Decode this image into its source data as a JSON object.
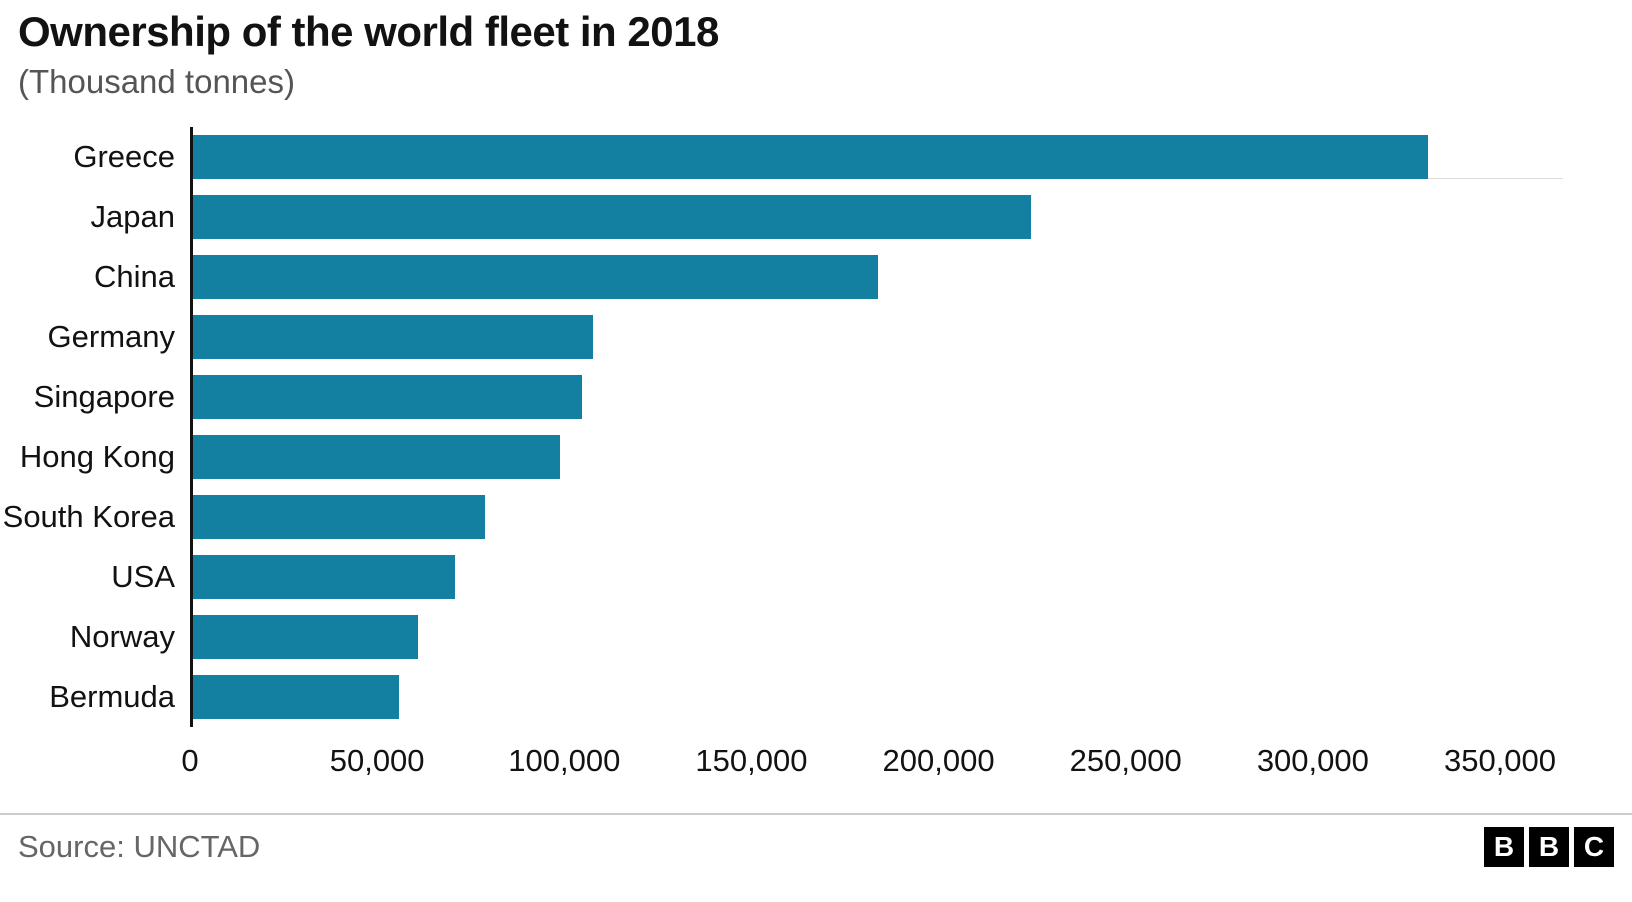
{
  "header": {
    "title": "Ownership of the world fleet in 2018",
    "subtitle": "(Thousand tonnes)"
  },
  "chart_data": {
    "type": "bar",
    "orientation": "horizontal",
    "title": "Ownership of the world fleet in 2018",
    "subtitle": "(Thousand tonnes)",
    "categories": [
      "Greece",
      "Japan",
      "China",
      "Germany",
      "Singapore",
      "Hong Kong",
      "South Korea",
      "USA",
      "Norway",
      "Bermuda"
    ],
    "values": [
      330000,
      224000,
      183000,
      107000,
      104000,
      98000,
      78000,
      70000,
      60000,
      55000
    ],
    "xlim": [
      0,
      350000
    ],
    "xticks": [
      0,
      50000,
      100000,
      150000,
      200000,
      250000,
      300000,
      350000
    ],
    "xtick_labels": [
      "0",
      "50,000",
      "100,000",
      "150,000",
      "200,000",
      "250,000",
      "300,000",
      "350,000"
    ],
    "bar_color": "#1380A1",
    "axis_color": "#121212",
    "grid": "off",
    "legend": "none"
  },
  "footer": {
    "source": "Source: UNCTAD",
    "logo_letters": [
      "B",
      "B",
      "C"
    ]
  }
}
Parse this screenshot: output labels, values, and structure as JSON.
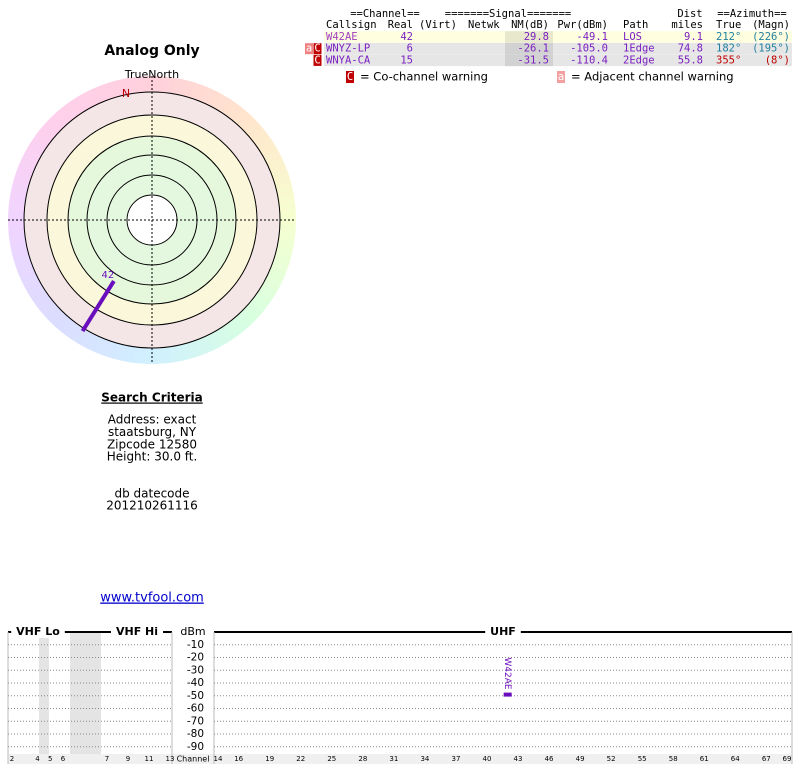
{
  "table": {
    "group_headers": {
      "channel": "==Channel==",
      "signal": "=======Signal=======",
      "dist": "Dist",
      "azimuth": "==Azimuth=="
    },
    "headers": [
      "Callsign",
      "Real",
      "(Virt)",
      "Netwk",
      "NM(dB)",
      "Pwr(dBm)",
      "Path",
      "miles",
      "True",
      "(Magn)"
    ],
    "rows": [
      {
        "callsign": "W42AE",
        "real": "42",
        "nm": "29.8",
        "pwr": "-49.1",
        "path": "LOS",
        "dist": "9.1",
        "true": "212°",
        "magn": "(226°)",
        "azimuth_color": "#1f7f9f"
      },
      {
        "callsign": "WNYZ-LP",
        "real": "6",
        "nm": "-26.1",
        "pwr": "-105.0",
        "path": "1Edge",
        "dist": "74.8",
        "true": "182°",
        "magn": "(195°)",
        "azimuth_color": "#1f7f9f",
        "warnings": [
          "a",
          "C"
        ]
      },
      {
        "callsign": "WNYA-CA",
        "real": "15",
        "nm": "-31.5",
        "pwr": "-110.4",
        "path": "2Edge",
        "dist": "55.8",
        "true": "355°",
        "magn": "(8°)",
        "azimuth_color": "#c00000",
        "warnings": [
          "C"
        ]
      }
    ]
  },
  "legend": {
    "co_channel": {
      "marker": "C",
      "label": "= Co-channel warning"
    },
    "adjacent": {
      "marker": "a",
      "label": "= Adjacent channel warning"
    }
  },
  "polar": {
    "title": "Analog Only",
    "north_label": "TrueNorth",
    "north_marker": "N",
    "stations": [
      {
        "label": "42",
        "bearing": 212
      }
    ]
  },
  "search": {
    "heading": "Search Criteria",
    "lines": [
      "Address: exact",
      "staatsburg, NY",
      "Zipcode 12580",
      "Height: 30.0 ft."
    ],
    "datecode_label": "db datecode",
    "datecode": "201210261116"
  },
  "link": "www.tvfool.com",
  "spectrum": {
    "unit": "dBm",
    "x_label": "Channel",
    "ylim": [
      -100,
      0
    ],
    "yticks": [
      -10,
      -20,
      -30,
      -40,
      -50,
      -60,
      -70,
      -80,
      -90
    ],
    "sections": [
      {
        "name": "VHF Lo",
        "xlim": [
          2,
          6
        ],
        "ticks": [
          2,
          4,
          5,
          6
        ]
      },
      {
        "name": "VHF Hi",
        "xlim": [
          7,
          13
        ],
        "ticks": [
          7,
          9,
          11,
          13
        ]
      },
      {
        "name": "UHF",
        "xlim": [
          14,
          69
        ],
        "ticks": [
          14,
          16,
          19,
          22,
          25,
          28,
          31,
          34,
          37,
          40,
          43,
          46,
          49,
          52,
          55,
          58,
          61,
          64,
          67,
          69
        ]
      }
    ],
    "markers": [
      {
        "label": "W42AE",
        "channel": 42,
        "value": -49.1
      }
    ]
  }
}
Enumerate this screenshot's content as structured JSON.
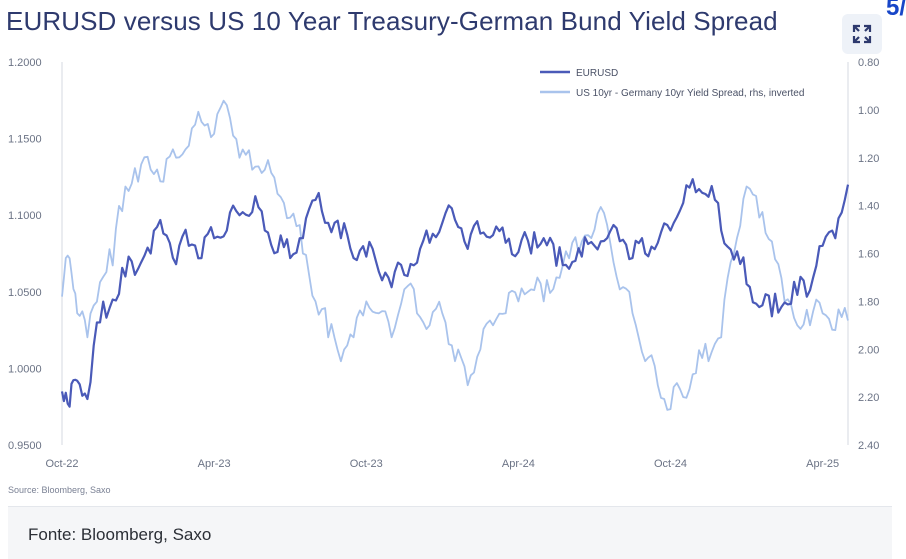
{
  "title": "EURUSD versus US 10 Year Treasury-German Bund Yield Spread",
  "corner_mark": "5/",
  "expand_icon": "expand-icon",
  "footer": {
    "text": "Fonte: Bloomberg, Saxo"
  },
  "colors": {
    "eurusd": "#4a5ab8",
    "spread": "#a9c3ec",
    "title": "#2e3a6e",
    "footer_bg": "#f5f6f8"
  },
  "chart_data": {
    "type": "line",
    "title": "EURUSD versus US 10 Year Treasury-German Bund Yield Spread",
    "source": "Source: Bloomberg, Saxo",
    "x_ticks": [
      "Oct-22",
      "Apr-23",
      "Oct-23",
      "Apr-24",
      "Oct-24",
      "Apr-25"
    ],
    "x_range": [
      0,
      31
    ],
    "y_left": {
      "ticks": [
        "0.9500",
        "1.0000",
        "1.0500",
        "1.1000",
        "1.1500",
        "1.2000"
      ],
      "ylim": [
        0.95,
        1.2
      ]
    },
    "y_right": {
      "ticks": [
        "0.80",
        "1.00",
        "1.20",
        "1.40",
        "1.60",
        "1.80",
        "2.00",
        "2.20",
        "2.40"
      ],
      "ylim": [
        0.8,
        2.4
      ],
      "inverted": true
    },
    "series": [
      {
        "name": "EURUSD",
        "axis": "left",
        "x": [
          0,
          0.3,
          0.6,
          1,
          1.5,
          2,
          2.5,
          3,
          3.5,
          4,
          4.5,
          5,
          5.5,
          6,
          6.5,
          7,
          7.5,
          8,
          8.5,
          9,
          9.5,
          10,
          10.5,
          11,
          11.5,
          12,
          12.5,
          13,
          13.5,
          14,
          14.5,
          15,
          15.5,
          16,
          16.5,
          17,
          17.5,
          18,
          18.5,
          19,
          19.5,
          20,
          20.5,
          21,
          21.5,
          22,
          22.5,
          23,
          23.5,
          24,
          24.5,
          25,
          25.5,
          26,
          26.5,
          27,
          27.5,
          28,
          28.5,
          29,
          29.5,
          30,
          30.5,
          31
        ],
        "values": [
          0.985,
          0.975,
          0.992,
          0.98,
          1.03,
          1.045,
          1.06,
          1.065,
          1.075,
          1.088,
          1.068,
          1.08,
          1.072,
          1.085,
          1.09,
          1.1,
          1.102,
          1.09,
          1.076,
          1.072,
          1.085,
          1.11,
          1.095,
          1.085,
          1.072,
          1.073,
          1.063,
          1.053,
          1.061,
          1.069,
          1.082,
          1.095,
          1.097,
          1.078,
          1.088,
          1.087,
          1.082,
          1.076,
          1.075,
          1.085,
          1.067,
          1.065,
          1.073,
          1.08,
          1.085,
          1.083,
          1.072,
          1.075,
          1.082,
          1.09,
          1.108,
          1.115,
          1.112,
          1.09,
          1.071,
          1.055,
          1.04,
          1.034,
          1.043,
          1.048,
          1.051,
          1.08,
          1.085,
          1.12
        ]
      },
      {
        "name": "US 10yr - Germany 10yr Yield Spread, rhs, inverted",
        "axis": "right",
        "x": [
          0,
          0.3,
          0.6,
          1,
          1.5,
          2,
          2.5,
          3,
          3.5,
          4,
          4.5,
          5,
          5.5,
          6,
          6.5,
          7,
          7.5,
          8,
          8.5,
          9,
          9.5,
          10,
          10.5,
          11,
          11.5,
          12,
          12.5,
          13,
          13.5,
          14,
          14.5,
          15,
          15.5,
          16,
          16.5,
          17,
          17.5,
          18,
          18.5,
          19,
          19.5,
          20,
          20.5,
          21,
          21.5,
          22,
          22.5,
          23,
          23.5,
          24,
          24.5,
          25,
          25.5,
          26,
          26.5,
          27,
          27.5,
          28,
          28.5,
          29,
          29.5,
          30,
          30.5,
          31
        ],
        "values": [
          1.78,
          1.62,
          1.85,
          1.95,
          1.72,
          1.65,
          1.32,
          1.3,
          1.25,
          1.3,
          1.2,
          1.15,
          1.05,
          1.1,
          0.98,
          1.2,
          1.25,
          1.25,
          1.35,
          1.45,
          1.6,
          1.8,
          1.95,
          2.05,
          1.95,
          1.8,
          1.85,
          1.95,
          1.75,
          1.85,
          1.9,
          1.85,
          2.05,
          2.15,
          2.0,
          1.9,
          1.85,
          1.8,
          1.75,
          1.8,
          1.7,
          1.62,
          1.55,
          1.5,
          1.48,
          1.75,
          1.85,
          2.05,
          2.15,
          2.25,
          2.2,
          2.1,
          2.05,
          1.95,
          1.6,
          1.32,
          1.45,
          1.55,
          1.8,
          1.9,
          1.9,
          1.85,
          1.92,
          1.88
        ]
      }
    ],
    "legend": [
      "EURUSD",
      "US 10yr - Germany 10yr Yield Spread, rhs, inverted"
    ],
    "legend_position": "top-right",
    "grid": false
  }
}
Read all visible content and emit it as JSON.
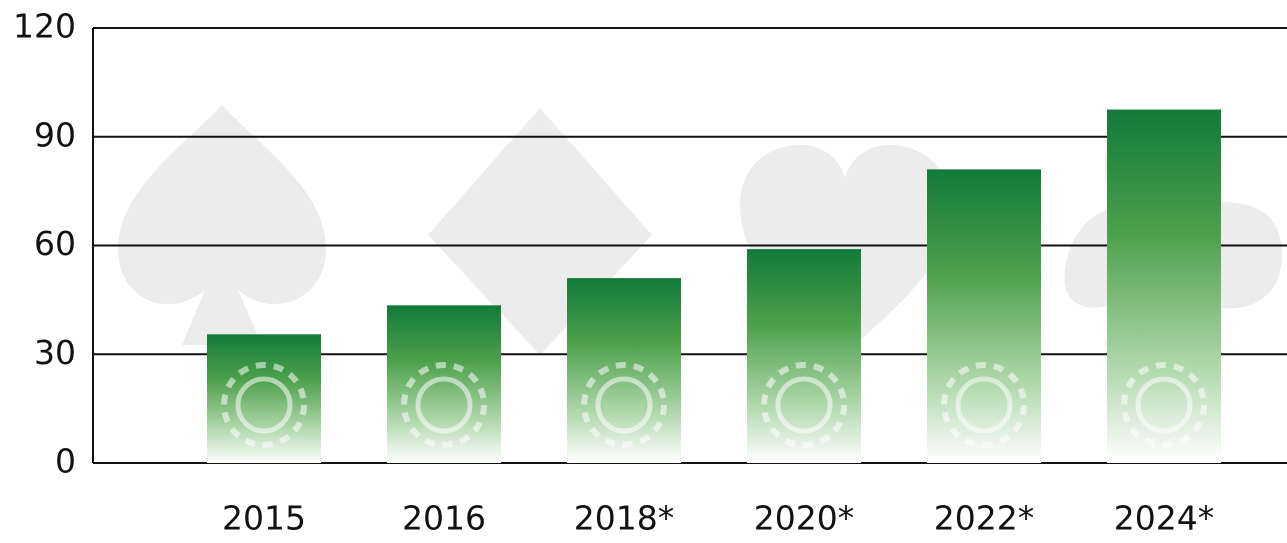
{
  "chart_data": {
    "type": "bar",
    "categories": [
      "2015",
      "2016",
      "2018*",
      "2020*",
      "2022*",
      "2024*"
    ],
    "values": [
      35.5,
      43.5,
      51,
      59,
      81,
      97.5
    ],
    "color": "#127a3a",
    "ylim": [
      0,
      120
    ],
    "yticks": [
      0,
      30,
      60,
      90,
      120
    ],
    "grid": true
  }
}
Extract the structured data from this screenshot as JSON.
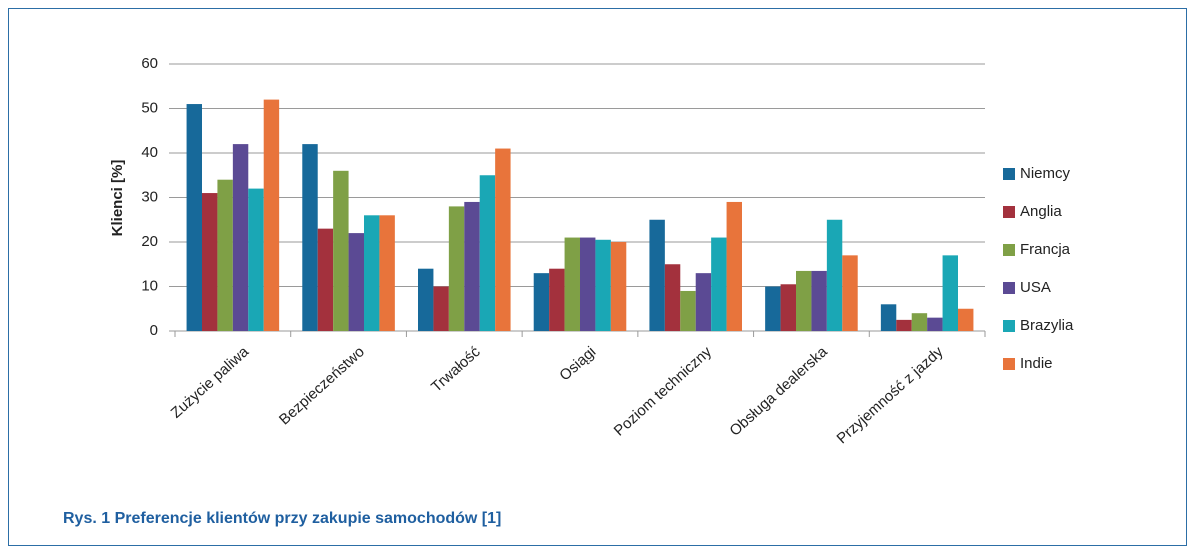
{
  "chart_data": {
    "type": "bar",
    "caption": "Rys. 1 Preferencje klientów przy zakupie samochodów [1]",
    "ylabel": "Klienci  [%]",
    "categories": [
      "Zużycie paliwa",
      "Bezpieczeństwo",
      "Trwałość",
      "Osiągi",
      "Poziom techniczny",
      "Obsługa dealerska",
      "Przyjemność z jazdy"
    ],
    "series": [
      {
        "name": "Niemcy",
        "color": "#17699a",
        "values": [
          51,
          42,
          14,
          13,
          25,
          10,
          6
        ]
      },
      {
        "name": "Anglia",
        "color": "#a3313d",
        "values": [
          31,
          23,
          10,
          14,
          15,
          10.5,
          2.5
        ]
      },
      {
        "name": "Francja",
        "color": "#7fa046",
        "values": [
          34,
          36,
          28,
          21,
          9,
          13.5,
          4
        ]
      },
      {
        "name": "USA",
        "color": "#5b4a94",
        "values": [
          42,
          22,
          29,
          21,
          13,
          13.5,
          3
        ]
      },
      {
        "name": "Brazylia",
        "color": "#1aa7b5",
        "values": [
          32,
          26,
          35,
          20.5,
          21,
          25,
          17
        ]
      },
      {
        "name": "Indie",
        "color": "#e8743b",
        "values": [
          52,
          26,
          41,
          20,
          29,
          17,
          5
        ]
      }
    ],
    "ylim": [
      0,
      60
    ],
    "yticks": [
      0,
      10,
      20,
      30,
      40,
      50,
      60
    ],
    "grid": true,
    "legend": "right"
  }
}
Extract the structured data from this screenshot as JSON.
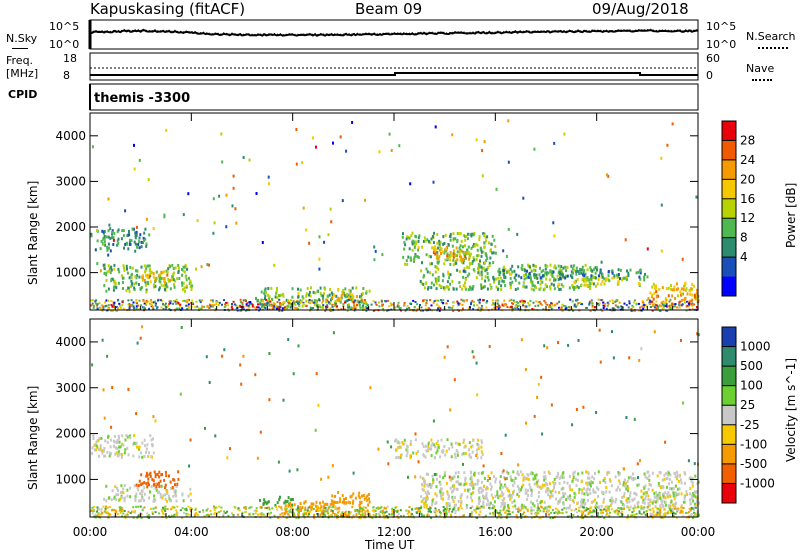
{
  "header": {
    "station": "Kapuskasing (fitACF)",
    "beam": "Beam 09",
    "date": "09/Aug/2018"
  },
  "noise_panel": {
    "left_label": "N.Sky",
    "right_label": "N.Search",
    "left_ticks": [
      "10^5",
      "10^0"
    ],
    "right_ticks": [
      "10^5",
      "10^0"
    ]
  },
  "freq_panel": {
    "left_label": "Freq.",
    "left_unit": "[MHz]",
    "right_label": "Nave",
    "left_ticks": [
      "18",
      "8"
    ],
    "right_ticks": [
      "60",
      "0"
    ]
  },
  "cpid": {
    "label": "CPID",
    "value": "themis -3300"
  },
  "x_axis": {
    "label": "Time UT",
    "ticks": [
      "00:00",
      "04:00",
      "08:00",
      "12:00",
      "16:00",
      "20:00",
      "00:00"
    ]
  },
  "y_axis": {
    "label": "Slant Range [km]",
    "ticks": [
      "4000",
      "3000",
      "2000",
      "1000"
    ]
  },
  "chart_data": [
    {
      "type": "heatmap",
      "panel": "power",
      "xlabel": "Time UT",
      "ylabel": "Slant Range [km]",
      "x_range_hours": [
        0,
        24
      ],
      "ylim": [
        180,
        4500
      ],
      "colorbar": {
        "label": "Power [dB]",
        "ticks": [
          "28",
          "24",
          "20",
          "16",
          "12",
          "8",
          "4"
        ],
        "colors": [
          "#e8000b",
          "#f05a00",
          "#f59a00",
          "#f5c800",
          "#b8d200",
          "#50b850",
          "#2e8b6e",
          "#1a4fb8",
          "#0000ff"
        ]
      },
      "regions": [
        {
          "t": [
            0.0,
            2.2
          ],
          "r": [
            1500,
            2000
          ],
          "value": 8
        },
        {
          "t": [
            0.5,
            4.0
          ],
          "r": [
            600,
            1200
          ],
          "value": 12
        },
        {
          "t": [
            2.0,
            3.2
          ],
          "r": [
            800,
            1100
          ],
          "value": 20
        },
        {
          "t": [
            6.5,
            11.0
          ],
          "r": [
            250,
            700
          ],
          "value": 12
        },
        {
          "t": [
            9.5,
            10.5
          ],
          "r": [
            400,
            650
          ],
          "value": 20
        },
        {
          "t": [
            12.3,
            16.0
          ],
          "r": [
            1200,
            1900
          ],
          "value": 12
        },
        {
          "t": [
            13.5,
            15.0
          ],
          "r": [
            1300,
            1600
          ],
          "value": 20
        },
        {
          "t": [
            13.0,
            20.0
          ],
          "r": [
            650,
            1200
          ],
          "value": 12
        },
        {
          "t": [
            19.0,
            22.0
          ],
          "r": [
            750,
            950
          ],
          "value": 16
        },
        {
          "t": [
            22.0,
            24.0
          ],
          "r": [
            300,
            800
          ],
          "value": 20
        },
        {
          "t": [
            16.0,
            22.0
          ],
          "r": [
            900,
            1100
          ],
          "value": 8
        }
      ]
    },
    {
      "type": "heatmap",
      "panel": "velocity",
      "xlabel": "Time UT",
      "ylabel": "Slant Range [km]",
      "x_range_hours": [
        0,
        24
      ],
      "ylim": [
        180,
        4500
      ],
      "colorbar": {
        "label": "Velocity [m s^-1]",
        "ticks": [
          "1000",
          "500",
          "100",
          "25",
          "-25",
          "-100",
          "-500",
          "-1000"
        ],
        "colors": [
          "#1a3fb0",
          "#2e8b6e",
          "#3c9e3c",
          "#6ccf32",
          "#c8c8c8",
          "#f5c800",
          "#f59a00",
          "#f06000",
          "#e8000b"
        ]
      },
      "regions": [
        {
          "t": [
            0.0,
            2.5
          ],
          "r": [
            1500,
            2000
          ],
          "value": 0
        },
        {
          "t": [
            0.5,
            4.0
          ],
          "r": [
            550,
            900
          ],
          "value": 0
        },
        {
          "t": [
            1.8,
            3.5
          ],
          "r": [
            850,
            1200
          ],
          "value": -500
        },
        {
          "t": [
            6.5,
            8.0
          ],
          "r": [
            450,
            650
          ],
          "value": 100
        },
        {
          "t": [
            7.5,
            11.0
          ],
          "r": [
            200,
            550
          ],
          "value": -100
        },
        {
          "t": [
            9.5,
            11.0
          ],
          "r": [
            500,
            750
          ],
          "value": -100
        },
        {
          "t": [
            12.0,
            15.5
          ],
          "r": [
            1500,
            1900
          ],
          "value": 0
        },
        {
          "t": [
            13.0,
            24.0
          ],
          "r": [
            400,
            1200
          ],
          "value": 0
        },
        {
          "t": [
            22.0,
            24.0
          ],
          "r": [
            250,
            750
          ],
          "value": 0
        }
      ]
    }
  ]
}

-------

- **REQUIRED TASK**: Which lines contain "name"? Show each of them.

- **ANSWER**:
        "name": "VHF Lo",
        "name": "VHF Hi",
        "name": "UHF",
        "name": "EURUSD",
        "name": "US 10yr - Germany 10yr Yield Spread, rhs, inverted",
        "name": "Niemcy",
        "name": "Anglia",
        "name": "Francja",
        "name": "USA",
        "name": "Brazylia",
        "name": "Indie",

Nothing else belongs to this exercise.